WHAT THE TASK REQUIRES »
Look through the listing below and work out how many of its lines hold the word "this". Give only the number.
#### PROVIDED ENTRIES ####
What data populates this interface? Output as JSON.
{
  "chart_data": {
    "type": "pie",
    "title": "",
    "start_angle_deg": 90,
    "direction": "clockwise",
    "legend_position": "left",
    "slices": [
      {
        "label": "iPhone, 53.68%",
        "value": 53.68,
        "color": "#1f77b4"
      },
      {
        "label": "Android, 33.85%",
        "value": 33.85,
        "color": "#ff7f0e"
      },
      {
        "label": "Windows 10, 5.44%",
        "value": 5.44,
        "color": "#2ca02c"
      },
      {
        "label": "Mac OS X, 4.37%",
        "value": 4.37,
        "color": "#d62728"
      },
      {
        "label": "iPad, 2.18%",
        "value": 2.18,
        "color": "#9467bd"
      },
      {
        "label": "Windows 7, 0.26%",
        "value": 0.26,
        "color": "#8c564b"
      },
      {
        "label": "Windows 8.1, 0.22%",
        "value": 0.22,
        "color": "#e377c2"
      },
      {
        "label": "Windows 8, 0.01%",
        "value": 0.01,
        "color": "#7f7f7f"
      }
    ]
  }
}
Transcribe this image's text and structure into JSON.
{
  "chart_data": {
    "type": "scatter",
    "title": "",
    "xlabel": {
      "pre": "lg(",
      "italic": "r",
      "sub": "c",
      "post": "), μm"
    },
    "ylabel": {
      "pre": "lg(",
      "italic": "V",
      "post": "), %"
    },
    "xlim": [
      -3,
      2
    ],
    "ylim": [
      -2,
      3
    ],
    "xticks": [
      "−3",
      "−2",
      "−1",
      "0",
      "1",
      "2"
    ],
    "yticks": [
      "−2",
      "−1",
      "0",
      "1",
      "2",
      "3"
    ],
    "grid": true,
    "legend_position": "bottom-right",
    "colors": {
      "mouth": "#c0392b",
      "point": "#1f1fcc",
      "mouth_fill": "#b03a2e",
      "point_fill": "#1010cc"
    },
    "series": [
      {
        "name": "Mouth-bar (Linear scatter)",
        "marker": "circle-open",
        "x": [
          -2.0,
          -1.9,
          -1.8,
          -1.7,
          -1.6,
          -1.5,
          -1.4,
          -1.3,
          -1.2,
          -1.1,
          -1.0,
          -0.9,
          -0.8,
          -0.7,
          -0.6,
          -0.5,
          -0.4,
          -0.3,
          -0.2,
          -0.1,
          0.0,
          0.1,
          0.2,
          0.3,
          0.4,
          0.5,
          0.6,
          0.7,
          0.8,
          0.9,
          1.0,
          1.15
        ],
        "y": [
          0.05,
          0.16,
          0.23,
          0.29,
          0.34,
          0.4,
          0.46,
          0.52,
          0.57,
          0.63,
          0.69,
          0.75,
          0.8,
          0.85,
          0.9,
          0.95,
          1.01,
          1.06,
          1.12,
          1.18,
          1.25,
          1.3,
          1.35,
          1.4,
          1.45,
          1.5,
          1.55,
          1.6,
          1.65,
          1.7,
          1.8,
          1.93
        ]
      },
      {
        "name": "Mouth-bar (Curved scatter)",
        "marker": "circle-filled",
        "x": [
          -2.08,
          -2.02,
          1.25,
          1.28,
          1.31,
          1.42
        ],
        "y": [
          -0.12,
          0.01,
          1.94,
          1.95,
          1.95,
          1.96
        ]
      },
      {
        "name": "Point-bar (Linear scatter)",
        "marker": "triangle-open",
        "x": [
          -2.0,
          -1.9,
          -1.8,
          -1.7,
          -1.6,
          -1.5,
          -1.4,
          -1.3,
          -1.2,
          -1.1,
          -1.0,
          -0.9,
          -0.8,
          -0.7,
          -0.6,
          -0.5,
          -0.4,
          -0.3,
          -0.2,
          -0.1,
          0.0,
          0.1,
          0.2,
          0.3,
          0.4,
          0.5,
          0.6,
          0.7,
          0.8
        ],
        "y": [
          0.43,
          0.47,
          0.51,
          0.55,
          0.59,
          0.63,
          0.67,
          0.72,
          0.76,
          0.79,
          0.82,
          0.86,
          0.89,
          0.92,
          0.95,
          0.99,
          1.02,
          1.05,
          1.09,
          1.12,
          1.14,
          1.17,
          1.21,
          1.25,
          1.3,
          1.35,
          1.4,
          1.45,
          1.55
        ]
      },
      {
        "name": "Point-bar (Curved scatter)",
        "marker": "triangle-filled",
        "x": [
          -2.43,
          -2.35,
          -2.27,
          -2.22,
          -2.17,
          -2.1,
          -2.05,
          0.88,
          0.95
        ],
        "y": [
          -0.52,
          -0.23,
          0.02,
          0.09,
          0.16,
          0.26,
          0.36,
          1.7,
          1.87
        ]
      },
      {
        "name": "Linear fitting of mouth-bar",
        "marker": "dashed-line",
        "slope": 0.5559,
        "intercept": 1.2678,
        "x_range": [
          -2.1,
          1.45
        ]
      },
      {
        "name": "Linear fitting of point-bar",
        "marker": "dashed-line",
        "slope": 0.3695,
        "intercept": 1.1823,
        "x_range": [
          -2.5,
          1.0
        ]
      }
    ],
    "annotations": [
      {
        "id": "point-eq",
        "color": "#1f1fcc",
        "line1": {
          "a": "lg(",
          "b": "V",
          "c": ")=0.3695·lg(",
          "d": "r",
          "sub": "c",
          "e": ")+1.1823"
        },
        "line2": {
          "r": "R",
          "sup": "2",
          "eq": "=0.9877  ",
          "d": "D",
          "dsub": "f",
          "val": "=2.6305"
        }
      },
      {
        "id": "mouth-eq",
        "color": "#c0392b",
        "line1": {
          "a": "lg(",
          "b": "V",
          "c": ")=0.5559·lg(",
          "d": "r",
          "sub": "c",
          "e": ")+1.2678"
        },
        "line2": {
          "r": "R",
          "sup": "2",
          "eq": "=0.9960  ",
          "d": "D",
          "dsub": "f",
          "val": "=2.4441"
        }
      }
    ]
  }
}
####
EXPECTED OUTPUT »
2